> [STATED GOAL]
Quote the whole listing word for word. Do not include the pictures.

Excerpts from a figure dataset
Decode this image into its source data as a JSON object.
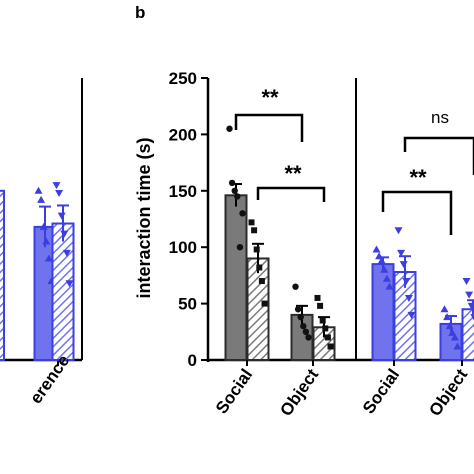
{
  "panel_label": "b",
  "colors": {
    "gray": "#7a7a7a",
    "blue": "#3b3ee0",
    "blue_light": "#6f73ee",
    "black": "#000000"
  },
  "chart_data": [
    {
      "type": "bar",
      "panel": "a (partial)",
      "categories": [
        "…erence"
      ],
      "visible_category_fragment": "erence",
      "series": [
        {
          "name": "",
          "pattern": "solid",
          "values": [
            118
          ],
          "error": [
            18
          ],
          "points": [
            150,
            142,
            118,
            105,
            90,
            70
          ]
        },
        {
          "name": "",
          "pattern": "hatched",
          "values": [
            121
          ],
          "error": [
            16
          ],
          "points": [
            155,
            148,
            128,
            112,
            95,
            68
          ]
        }
      ],
      "ylim": [
        0,
        250
      ]
    },
    {
      "type": "bar",
      "panel": "b",
      "ylabel": "interaction time (s)",
      "ylim": [
        0,
        250
      ],
      "yticks": [
        0,
        50,
        100,
        150,
        200,
        250
      ],
      "groups": [
        {
          "color": "gray",
          "categories": [
            "Social",
            "Object"
          ],
          "series": [
            {
              "name": "",
              "pattern": "solid",
              "values": [
                146,
                40
              ],
              "error": [
                10,
                8
              ],
              "points": [
                [
                  205,
                  157,
                  150,
                  145,
                  100,
                  130
                ],
                [
                  65,
                  45,
                  38,
                  30,
                  25,
                  20
                ]
              ]
            },
            {
              "name": "",
              "pattern": "hatched",
              "values": [
                90,
                29
              ],
              "error": [
                13,
                9
              ],
              "points": [
                [
                  122,
                  115,
                  98,
                  82,
                  70,
                  50
                ],
                [
                  55,
                  48,
                  35,
                  28,
                  20,
                  12
                ]
              ]
            }
          ]
        },
        {
          "color": "blue",
          "categories": [
            "Social",
            "Object"
          ],
          "series": [
            {
              "name": "",
              "pattern": "solid",
              "values": [
                85,
                32
              ],
              "error": [
                6,
                7
              ],
              "points": [
                [
                  98,
                  92,
                  88,
                  80,
                  72,
                  65
                ],
                [
                  45,
                  38,
                  30,
                  24,
                  20,
                  12
                ]
              ]
            },
            {
              "name": "",
              "pattern": "hatched",
              "values": [
                78,
                45
              ],
              "error": [
                14,
                8
              ],
              "points": [
                [
                  115,
                  95,
                  85,
                  70,
                  55,
                  40
                ],
                [
                  70,
                  58,
                  48,
                  38,
                  28,
                  20
                ]
              ]
            }
          ]
        }
      ],
      "significance": [
        {
          "label": "**",
          "between": "gray Social solid – gray Object solid"
        },
        {
          "label": "**",
          "between": "gray Social hatched – gray Object hatched"
        },
        {
          "label": "**",
          "between": "blue Social solid – blue Object solid"
        },
        {
          "label": "ns",
          "between": "blue Social hatched – blue Object hatched"
        }
      ]
    }
  ]
}
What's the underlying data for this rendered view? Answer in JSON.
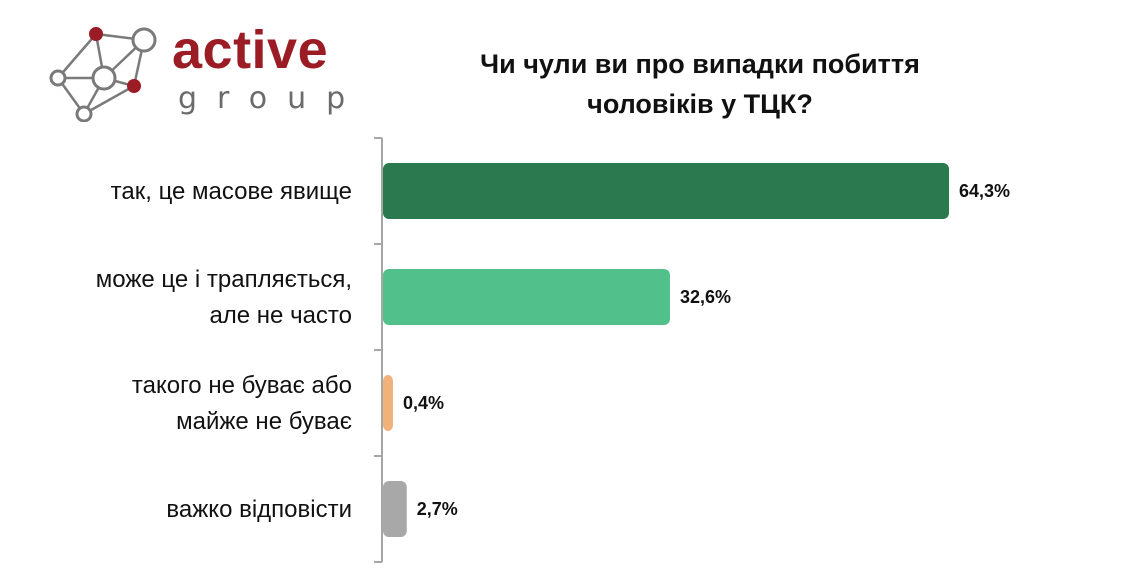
{
  "logo": {
    "word": "active",
    "sub": "group",
    "color_primary": "#9b1c24",
    "color_secondary": "#6b6b6b"
  },
  "title": "Чи чули ви про випадки побиття\nчоловіків у ТЦК?",
  "chart_data": {
    "type": "bar",
    "orientation": "horizontal",
    "title": "Чи чули ви про випадки побиття\nчоловіків у ТЦК?",
    "categories": [
      "так, це масове явище",
      "може це і трапляється, але не часто",
      "такого не буває або майже не буває",
      "важко відповісти"
    ],
    "category_lines": [
      [
        "так, це масове явище"
      ],
      [
        "може це і трапляється,",
        "але не часто"
      ],
      [
        "такого не буває або",
        "майже не буває"
      ],
      [
        "важко відповісти"
      ]
    ],
    "values": [
      64.3,
      32.6,
      0.4,
      2.7
    ],
    "value_labels": [
      "64,3%",
      "32,6%",
      "0,4%",
      "2,7%"
    ],
    "colors": [
      "#2b7a4f",
      "#52c08a",
      "#f0b27a",
      "#a8a8a8"
    ],
    "xlim": [
      0,
      65
    ],
    "grid": false,
    "legend": "none"
  }
}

> [THE REPLY]
Decode this image into its source data as a JSON object.
{
  "panel_label": "b",
  "colors": {
    "gray": "#7a7a7a",
    "blue": "#3b3ee0",
    "blue_light": "#6f73ee",
    "black": "#000000"
  },
  "chart_data": [
    {
      "type": "bar",
      "panel": "a (partial)",
      "categories": [
        "…erence"
      ],
      "visible_category_fragment": "erence",
      "series": [
        {
          "name": "",
          "pattern": "solid",
          "values": [
            118
          ],
          "error": [
            18
          ],
          "points": [
            150,
            142,
            118,
            105,
            90,
            70
          ]
        },
        {
          "name": "",
          "pattern": "hatched",
          "values": [
            121
          ],
          "error": [
            16
          ],
          "points": [
            155,
            148,
            128,
            112,
            95,
            68
          ]
        }
      ],
      "ylim": [
        0,
        250
      ]
    },
    {
      "type": "bar",
      "panel": "b",
      "ylabel": "interaction time (s)",
      "ylim": [
        0,
        250
      ],
      "yticks": [
        0,
        50,
        100,
        150,
        200,
        250
      ],
      "groups": [
        {
          "color": "gray",
          "categories": [
            "Social",
            "Object"
          ],
          "series": [
            {
              "name": "",
              "pattern": "solid",
              "values": [
                146,
                40
              ],
              "error": [
                10,
                8
              ],
              "points": [
                [
                  205,
                  157,
                  150,
                  145,
                  100,
                  130
                ],
                [
                  65,
                  45,
                  38,
                  30,
                  25,
                  20
                ]
              ]
            },
            {
              "name": "",
              "pattern": "hatched",
              "values": [
                90,
                29
              ],
              "error": [
                13,
                9
              ],
              "points": [
                [
                  122,
                  115,
                  98,
                  82,
                  70,
                  50
                ],
                [
                  55,
                  48,
                  35,
                  28,
                  20,
                  12
                ]
              ]
            }
          ]
        },
        {
          "color": "blue",
          "categories": [
            "Social",
            "Object"
          ],
          "series": [
            {
              "name": "",
              "pattern": "solid",
              "values": [
                85,
                32
              ],
              "error": [
                6,
                7
              ],
              "points": [
                [
                  98,
                  92,
                  88,
                  80,
                  72,
                  65
                ],
                [
                  45,
                  38,
                  30,
                  24,
                  20,
                  12
                ]
              ]
            },
            {
              "name": "",
              "pattern": "hatched",
              "values": [
                78,
                45
              ],
              "error": [
                14,
                8
              ],
              "points": [
                [
                  115,
                  95,
                  85,
                  70,
                  55,
                  40
                ],
                [
                  70,
                  58,
                  48,
                  38,
                  28,
                  20
                ]
              ]
            }
          ]
        }
      ],
      "significance": [
        {
          "label": "**",
          "between": "gray Social solid – gray Object solid"
        },
        {
          "label": "**",
          "between": "gray Social hatched – gray Object hatched"
        },
        {
          "label": "**",
          "between": "blue Social solid – blue Object solid"
        },
        {
          "label": "ns",
          "between": "blue Social hatched – blue Object hatched"
        }
      ]
    }
  ]
}
What's the underlying data for this rendered view? Answer in JSON.
{
  "logo": {
    "word": "active",
    "sub": "group",
    "color_primary": "#9b1c24",
    "color_secondary": "#6b6b6b"
  },
  "title": "Чи чули ви про випадки побиття\nчоловіків у ТЦК?",
  "chart_data": {
    "type": "bar",
    "orientation": "horizontal",
    "title": "Чи чули ви про випадки побиття\nчоловіків у ТЦК?",
    "categories": [
      "так, це масове явище",
      "може це і трапляється, але не часто",
      "такого не буває або майже не буває",
      "важко відповісти"
    ],
    "category_lines": [
      [
        "так, це масове явище"
      ],
      [
        "може це і трапляється,",
        "але не часто"
      ],
      [
        "такого не буває або",
        "майже не буває"
      ],
      [
        "важко відповісти"
      ]
    ],
    "values": [
      64.3,
      32.6,
      0.4,
      2.7
    ],
    "value_labels": [
      "64,3%",
      "32,6%",
      "0,4%",
      "2,7%"
    ],
    "colors": [
      "#2b7a4f",
      "#52c08a",
      "#f0b27a",
      "#a8a8a8"
    ],
    "xlim": [
      0,
      65
    ],
    "grid": false,
    "legend": "none"
  }
}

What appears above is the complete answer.